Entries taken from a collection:
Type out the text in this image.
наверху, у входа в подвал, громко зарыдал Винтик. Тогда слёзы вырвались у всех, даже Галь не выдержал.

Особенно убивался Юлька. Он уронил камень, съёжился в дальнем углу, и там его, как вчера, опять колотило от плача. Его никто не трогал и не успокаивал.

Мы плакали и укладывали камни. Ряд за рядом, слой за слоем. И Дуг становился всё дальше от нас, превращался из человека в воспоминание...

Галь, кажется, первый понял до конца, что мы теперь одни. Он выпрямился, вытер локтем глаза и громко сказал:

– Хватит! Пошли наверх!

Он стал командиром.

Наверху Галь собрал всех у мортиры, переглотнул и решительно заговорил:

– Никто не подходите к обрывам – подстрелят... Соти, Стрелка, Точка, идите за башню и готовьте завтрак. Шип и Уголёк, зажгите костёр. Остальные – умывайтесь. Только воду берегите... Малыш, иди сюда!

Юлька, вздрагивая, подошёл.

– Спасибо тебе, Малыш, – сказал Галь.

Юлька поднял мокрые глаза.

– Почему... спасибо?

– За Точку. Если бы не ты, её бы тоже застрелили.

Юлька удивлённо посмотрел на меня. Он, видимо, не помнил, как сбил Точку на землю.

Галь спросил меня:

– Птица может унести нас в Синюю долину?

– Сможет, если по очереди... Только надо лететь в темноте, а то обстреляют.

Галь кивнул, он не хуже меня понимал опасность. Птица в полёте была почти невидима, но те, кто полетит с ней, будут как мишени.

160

WHAT IS NEEDED: Provide only the number of lines in the entries that hold the word "глаза".

OUTPUT: 2